Stored rows
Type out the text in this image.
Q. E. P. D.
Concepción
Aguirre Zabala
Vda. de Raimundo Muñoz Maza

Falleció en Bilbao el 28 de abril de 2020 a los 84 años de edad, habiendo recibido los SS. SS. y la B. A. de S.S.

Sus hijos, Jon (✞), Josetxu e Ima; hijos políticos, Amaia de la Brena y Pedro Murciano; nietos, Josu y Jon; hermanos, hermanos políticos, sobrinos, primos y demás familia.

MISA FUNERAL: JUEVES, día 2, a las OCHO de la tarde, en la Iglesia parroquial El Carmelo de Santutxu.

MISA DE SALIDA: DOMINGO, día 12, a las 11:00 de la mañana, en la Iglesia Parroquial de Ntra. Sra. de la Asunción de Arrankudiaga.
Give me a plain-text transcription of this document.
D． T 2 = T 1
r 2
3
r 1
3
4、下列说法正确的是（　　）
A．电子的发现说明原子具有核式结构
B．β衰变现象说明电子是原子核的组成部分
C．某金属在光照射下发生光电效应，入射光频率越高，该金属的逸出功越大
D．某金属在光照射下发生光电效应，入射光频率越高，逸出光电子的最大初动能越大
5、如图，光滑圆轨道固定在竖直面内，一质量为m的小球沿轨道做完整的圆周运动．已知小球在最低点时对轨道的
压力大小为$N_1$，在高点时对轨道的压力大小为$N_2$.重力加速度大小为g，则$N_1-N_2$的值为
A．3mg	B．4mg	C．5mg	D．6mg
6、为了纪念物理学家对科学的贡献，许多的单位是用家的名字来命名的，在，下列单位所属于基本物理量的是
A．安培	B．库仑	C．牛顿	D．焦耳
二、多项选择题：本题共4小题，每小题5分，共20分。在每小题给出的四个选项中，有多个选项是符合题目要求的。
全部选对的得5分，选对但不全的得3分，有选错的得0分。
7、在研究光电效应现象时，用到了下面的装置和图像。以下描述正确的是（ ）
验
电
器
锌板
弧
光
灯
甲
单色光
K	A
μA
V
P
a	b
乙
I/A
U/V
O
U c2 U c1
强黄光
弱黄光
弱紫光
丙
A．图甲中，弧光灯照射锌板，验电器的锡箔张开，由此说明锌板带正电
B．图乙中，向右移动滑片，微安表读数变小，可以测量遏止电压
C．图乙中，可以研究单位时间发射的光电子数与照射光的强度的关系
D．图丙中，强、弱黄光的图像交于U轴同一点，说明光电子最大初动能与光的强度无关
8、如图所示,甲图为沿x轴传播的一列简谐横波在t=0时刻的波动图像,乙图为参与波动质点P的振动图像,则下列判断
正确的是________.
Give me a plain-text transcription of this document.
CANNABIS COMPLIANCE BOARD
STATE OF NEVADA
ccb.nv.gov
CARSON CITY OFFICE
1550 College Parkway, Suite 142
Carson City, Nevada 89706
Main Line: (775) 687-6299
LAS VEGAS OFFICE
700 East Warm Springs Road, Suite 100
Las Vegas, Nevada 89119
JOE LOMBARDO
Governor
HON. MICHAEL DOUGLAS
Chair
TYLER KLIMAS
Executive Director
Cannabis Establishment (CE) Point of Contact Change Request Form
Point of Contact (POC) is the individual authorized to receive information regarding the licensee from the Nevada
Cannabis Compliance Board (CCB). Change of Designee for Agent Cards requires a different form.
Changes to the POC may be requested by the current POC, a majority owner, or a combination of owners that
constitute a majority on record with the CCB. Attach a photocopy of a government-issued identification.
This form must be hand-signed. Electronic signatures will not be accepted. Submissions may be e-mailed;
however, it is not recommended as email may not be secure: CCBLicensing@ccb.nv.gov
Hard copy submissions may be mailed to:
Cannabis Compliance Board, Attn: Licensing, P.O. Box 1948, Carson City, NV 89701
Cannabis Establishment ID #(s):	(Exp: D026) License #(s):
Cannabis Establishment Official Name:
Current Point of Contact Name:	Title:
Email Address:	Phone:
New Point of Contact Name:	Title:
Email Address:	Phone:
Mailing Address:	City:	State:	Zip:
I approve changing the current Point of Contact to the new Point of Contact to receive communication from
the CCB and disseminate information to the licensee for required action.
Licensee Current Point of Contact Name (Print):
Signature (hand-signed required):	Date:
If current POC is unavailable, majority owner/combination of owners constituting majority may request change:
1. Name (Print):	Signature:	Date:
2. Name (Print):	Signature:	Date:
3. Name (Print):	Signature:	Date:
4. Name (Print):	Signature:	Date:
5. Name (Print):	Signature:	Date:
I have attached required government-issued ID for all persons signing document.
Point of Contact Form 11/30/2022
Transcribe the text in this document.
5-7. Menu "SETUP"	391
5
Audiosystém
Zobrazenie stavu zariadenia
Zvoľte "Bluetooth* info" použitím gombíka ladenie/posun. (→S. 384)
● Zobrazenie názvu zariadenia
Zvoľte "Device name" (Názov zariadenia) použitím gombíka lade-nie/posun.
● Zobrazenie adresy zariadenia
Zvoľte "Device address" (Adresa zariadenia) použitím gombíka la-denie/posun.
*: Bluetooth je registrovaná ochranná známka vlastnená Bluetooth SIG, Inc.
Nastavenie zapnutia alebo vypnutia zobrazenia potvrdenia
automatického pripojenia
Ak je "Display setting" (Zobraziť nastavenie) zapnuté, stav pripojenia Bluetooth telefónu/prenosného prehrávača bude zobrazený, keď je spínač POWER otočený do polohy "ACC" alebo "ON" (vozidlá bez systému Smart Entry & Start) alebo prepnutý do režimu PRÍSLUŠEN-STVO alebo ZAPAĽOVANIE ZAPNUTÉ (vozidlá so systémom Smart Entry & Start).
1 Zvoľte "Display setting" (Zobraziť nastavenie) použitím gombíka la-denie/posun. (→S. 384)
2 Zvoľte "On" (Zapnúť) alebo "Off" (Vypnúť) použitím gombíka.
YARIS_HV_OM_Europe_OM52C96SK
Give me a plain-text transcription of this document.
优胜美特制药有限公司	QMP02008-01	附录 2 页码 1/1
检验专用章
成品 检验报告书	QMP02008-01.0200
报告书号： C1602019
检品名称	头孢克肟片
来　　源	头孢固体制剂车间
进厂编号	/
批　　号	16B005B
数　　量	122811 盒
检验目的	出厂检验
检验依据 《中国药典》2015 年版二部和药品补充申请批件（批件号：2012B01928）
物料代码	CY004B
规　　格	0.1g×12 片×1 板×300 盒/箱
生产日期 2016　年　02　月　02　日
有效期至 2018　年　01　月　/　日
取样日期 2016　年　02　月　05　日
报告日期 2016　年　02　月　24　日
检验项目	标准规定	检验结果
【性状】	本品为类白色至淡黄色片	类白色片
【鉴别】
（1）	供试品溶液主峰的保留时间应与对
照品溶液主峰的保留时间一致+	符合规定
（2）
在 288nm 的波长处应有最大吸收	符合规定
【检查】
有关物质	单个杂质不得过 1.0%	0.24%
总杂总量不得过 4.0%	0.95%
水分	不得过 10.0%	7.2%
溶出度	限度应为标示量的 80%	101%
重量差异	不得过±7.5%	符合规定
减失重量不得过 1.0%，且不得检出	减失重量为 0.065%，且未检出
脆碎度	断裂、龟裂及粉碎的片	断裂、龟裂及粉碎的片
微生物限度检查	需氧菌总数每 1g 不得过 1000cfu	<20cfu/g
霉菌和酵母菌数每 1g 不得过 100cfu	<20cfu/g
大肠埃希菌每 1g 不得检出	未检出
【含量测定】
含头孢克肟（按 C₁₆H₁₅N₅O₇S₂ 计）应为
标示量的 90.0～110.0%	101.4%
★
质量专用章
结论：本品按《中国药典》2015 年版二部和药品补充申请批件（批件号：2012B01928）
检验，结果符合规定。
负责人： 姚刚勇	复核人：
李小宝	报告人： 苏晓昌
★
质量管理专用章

Directions
Write out the material from the first line to the last, exactly.

Exercise result
Type out the text in this image.
Q. E. P. D.
Concepción
Aguirre Zabala
Vda. de Raimundo Muñoz Maza

Falleció en Bilbao el 28 de abril de 2020 a los 84 años de edad, habiendo recibido los SS. SS. y la B. A. de S.S.

Sus hijos, Jon (✞), Josetxu e Ima; hijos políticos, Amaia de la Brena y Pedro Murciano; nietos, Josu y Jon; hermanos, hermanos políticos, sobrinos, primos y demás familia.

MISA FUNERAL: JUEVES, día 2, a las OCHO de la tarde, en la Iglesia parroquial El Carmelo de Santutxu.

MISA DE SALIDA: DOMINGO, día 12, a las 11:00 de la mañana, en la Iglesia Parroquial de Ntra. Sra. de la Asunción de Arrankudiaga.
Give me a plain-text transcription of this document.
D． T 2 = T 1
r 2
3
r 1
3
4、下列说法正确的是（　　）
A．电子的发现说明原子具有核式结构
B．β衰变现象说明电子是原子核的组成部分
C．某金属在光照射下发生光电效应，入射光频率越高，该金属的逸出功越大
D．某金属在光照射下发生光电效应，入射光频率越高，逸出光电子的最大初动能越大
5、如图，光滑圆轨道固定在竖直面内，一质量为m的小球沿轨道做完整的圆周运动．已知小球在最低点时对轨道的
压力大小为$N_1$，在高点时对轨道的压力大小为$N_2$.重力加速度大小为g，则$N_1-N_2$的值为
A．3mg	B．4mg	C．5mg	D．6mg
6、为了纪念物理学家对科学的贡献，许多的单位是用家的名字来命名的，在，下列单位所属于基本物理量的是
A．安培	B．库仑	C．牛顿	D．焦耳
二、多项选择题：本题共4小题，每小题5分，共20分。在每小题给出的四个选项中，有多个选项是符合题目要求的。
全部选对的得5分，选对但不全的得3分，有选错的得0分。
7、在研究光电效应现象时，用到了下面的装置和图像。以下描述正确的是（ ）
验
电
器
锌板
弧
光
灯
甲
单色光
K	A
μA
V
P
a	b
乙
I/A
U/V
O
U c2 U c1
强黄光
弱黄光
弱紫光
丙
A．图甲中，弧光灯照射锌板，验电器的锡箔张开，由此说明锌板带正电
B．图乙中，向右移动滑片，微安表读数变小，可以测量遏止电压
C．图乙中，可以研究单位时间发射的光电子数与照射光的强度的关系
D．图丙中，强、弱黄光的图像交于U轴同一点，说明光电子最大初动能与光的强度无关
8、如图所示,甲图为沿x轴传播的一列简谐横波在t=0时刻的波动图像,乙图为参与波动质点P的振动图像,则下列判断
正确的是________.
Give me a plain-text transcription of this document.
CANNABIS COMPLIANCE BOARD
STATE OF NEVADA
ccb.nv.gov
CARSON CITY OFFICE
1550 College Parkway, Suite 142
Carson City, Nevada 89706
Main Line: (775) 687-6299
LAS VEGAS OFFICE
700 East Warm Springs Road, Suite 100
Las Vegas, Nevada 89119
JOE LOMBARDO
Governor
HON. MICHAEL DOUGLAS
Chair
TYLER KLIMAS
Executive Director
Cannabis Establishment (CE) Point of Contact Change Request Form
Point of Contact (POC) is the individual authorized to receive information regarding the licensee from the Nevada
Cannabis Compliance Board (CCB). Change of Designee for Agent Cards requires a different form.
Changes to the POC may be requested by the current POC, a majority owner, or a combination of owners that
constitute a majority on record with the CCB. Attach a photocopy of a government-issued identification.
This form must be hand-signed. Electronic signatures will not be accepted. Submissions may be e-mailed;
however, it is not recommended as email may not be secure: CCBLicensing@ccb.nv.gov
Hard copy submissions may be mailed to:
Cannabis Compliance Board, Attn: Licensing, P.O. Box 1948, Carson City, NV 89701
Cannabis Establishment ID #(s):	(Exp: D026) License #(s):
Cannabis Establishment Official Name:
Current Point of Contact Name:	Title:
Email Address:	Phone:
New Point of Contact Name:	Title:
Email Address:	Phone:
Mailing Address:	City:	State:	Zip:
I approve changing the current Point of Contact to the new Point of Contact to receive communication from
the CCB and disseminate information to the licensee for required action.
Licensee Current Point of Contact Name (Print):
Signature (hand-signed required):	Date:
If current POC is unavailable, majority owner/combination of owners constituting majority may request change:
1. Name (Print):	Signature:	Date:
2. Name (Print):	Signature:	Date:
3. Name (Print):	Signature:	Date:
4. Name (Print):	Signature:	Date:
5. Name (Print):	Signature:	Date:
I have attached required government-issued ID for all persons signing document.
Point of Contact Form 11/30/2022
Transcribe the text in this document.
5-7. Menu "SETUP"	391
5
Audiosystém
Zobrazenie stavu zariadenia
Zvoľte "Bluetooth* info" použitím gombíka ladenie/posun. (→S. 384)
● Zobrazenie názvu zariadenia
Zvoľte "Device name" (Názov zariadenia) použitím gombíka lade-nie/posun.
● Zobrazenie adresy zariadenia
Zvoľte "Device address" (Adresa zariadenia) použitím gombíka la-denie/posun.
*: Bluetooth je registrovaná ochranná známka vlastnená Bluetooth SIG, Inc.
Nastavenie zapnutia alebo vypnutia zobrazenia potvrdenia
automatického pripojenia
Ak je "Display setting" (Zobraziť nastavenie) zapnuté, stav pripojenia Bluetooth telefónu/prenosného prehrávača bude zobrazený, keď je spínač POWER otočený do polohy "ACC" alebo "ON" (vozidlá bez systému Smart Entry & Start) alebo prepnutý do režimu PRÍSLUŠEN-STVO alebo ZAPAĽOVANIE ZAPNUTÉ (vozidlá so systémom Smart Entry & Start).
1 Zvoľte "Display setting" (Zobraziť nastavenie) použitím gombíka la-denie/posun. (→S. 384)
2 Zvoľte "On" (Zapnúť) alebo "Off" (Vypnúť) použitím gombíka.
YARIS_HV_OM_Europe_OM52C96SK
Give me a plain-text transcription of this document.
优胜美特制药有限公司	QMP02008-01	附录 2 页码 1/1
检验专用章
成品 检验报告书	QMP02008-01.0200
报告书号： C1602019
检品名称	头孢克肟片
来　　源	头孢固体制剂车间
进厂编号	/
批　　号	16B005B
数　　量	122811 盒
检验目的	出厂检验
检验依据 《中国药典》2015 年版二部和药品补充申请批件（批件号：2012B01928）
物料代码	CY004B
规　　格	0.1g×12 片×1 板×300 盒/箱
生产日期 2016　年　02　月　02　日
有效期至 2018　年　01　月　/　日
取样日期 2016　年　02　月　05　日
报告日期 2016　年　02　月　24　日
检验项目	标准规定	检验结果
【性状】	本品为类白色至淡黄色片	类白色片
【鉴别】
（1）	供试品溶液主峰的保留时间应与对
照品溶液主峰的保留时间一致+	符合规定
（2）
在 288nm 的波长处应有最大吸收	符合规定
【检查】
有关物质	单个杂质不得过 1.0%	0.24%
总杂总量不得过 4.0%	0.95%
水分	不得过 10.0%	7.2%
溶出度	限度应为标示量的 80%	101%
重量差异	不得过±7.5%	符合规定
减失重量不得过 1.0%，且不得检出	减失重量为 0.065%，且未检出
脆碎度	断裂、龟裂及粉碎的片	断裂、龟裂及粉碎的片
微生物限度检查	需氧菌总数每 1g 不得过 1000cfu	<20cfu/g
霉菌和酵母菌数每 1g 不得过 100cfu	<20cfu/g
大肠埃希菌每 1g 不得检出	未检出
【含量测定】
含头孢克肟（按 C₁₆H₁₅N₅O₇S₂ 计）应为
标示量的 90.0～110.0%	101.4%
★
质量专用章
结论：本品按《中国药典》2015 年版二部和药品补充申请批件（批件号：2012B01928）
检验，结果符合规定。
负责人： 姚刚勇	复核人：
李小宝	报告人： 苏晓昌
★
质量管理专用章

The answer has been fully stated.